* [What is needed]: Identify every line in the items below that contains the string "layer", matching case exactly, and copy each such line in full.

* [Input rows]:
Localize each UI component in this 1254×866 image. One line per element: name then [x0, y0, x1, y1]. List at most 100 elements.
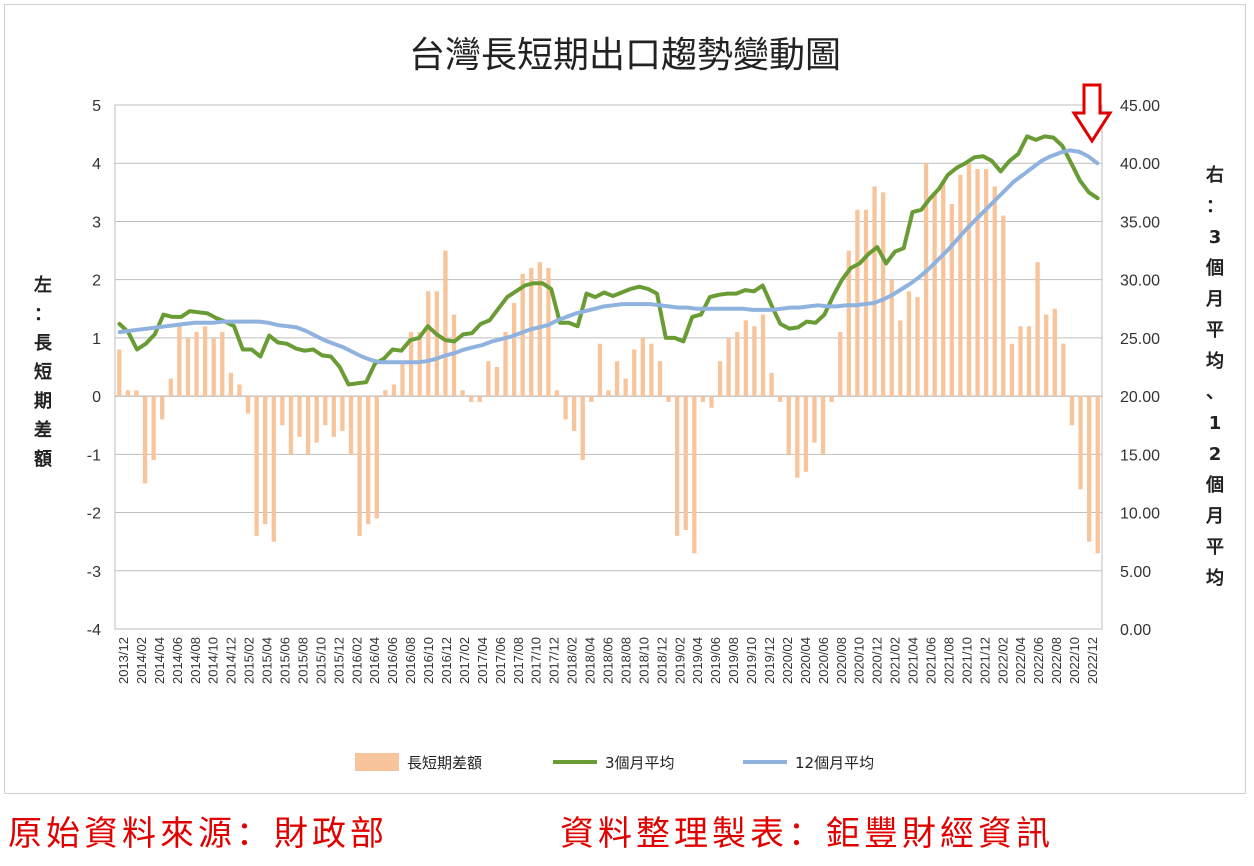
chart-svg: 台灣長短期出口趨勢變動圖 543210-1-2-3-445.0040.0035.… [33, 35, 1224, 772]
bar-long-short-diff [400, 361, 405, 397]
left-tick-label: 2 [92, 273, 101, 290]
right-axis-label-char: 、 [1206, 382, 1224, 403]
footer: 原始資料來源：財政部 資料整理製表：鉅豐財經資訊 [0, 800, 1254, 862]
bar-long-short-diff [1069, 396, 1075, 426]
bar-long-short-diff [923, 163, 929, 397]
bar-long-short-diff [271, 396, 276, 542]
right-tick-label: 15.00 [1120, 447, 1160, 464]
x-tick-label: 2015/08 [295, 637, 310, 684]
left-axis-label-char: 期 [34, 391, 52, 412]
bar-long-short-diff [563, 396, 568, 420]
bar-long-short-diff [906, 291, 912, 397]
bar-long-short-diff [743, 320, 748, 397]
right-axis-label-char: 1 [1209, 413, 1222, 434]
bar-long-short-diff [872, 186, 877, 397]
bar-long-short-diff [820, 396, 826, 455]
x-tick-label: 2022/04 [1013, 637, 1028, 684]
bar-long-short-diff [211, 337, 216, 397]
right-axis-label-char: 平 [1206, 320, 1224, 341]
series-3m-avg-line [117, 134, 1100, 387]
bar-long-short-diff [297, 396, 302, 437]
bar-long-short-diff [1052, 308, 1057, 397]
grid-layer [114, 104, 1103, 630]
right-axis-label-char: 月 [1205, 506, 1224, 527]
bar-long-short-diff [134, 390, 139, 397]
bar-long-short-diff [983, 169, 989, 397]
bar-long-short-diff [683, 396, 688, 531]
x-tick-label: 2020/04 [798, 637, 813, 684]
x-tick-label: 2016/08 [403, 637, 418, 684]
bar-long-short-diff [735, 332, 740, 397]
bar-long-short-diff [1061, 343, 1066, 397]
bar-long-short-diff [1035, 262, 1040, 397]
x-tick-label: 2018/04 [583, 637, 598, 684]
bar-long-short-diff [125, 390, 131, 397]
right-tick-label: 0.00 [1120, 622, 1151, 639]
bar-long-short-diff [717, 361, 723, 397]
bar-long-short-diff [975, 169, 980, 397]
x-tick-label: 2021/04 [906, 637, 921, 684]
x-tick-label: 2014/10 [206, 637, 221, 684]
bar-long-short-diff [1044, 314, 1049, 397]
x-tick-label: 2018/08 [618, 637, 633, 684]
bar-long-short-diff [855, 209, 860, 397]
bar-long-short-diff [331, 396, 337, 437]
x-tick-label: 2017/10 [529, 637, 544, 684]
bar-long-short-diff [486, 361, 491, 397]
bar-long-short-diff [160, 396, 165, 420]
x-tick-label: 2019/06 [708, 637, 723, 684]
line-layer [117, 134, 1100, 387]
bar-long-short-diff [1009, 343, 1015, 397]
x-tick-label: 2020/02 [780, 637, 795, 684]
left-axis-label-char: 長 [34, 333, 53, 354]
bar-long-short-diff [1078, 396, 1083, 490]
compiler-caption: 資料整理製表：鉅豐財經資訊 [560, 814, 1054, 854]
bar-long-short-diff [228, 372, 234, 397]
right-axis-label-char: 右 [1206, 164, 1224, 186]
bar-long-short-diff [769, 372, 774, 397]
bar-long-short-diff [220, 332, 225, 397]
bar-long-short-diff [168, 378, 173, 397]
bar-long-short-diff [546, 268, 551, 397]
bar-long-short-diff [880, 192, 886, 397]
x-tick-label: 2022/10 [1067, 637, 1082, 684]
left-axis-label-char: 左 [34, 274, 52, 296]
x-tick-label: 2015/12 [331, 637, 346, 684]
bar-long-short-diff [245, 396, 251, 414]
x-tick-label: 2014/12 [224, 637, 239, 684]
left-axis-label-char: 額 [33, 448, 52, 470]
bar-long-short-diff [177, 326, 182, 397]
x-tick-label: 2021/08 [941, 637, 956, 684]
bar-long-short-diff [357, 396, 362, 536]
x-tick-label: 2022/12 [1085, 637, 1100, 684]
left-tick-label: 3 [92, 214, 101, 231]
left-axis-label: 左 ： 長短期差額 [33, 274, 53, 470]
bar-long-short-diff [760, 314, 766, 397]
bar-long-short-diff [572, 396, 577, 432]
x-tick-label: 2021/06 [924, 637, 939, 684]
bar-long-short-diff [443, 250, 448, 397]
bar-long-short-diff [726, 337, 731, 397]
right-tick-label: 40.00 [1120, 156, 1160, 173]
bar-long-short-diff [640, 337, 645, 397]
bar-long-short-diff [391, 384, 397, 397]
x-tick-label: 2018/06 [601, 637, 616, 684]
bar-long-short-diff [778, 396, 783, 402]
bar-long-short-diff [589, 396, 594, 402]
x-tick-label: 2020/08 [834, 637, 849, 684]
right-axis-label-char: 個 [1205, 475, 1224, 496]
bar-long-short-diff [752, 326, 757, 397]
bar-long-short-diff [709, 396, 714, 408]
x-tick-label: 2019/02 [672, 637, 687, 684]
legend-swatch-bar [355, 753, 399, 771]
right-tick-label: 30.00 [1120, 273, 1160, 290]
bar-long-short-diff [305, 396, 311, 455]
x-tick-label: 2019/12 [762, 637, 777, 684]
right-axis-label-char: 均 [1206, 567, 1224, 589]
bar-long-short-diff [915, 297, 920, 397]
bar-long-short-diff [194, 332, 199, 397]
bar-long-short-diff [795, 396, 800, 478]
right-axis-label-char: 2 [1209, 444, 1222, 465]
annotation-layer [1071, 83, 1113, 144]
bar-long-short-diff [366, 396, 371, 525]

* [Response below]:
grid-layer [114, 104, 1103, 630]
line-layer [117, 134, 1100, 387]
annotation-layer [1071, 83, 1113, 144]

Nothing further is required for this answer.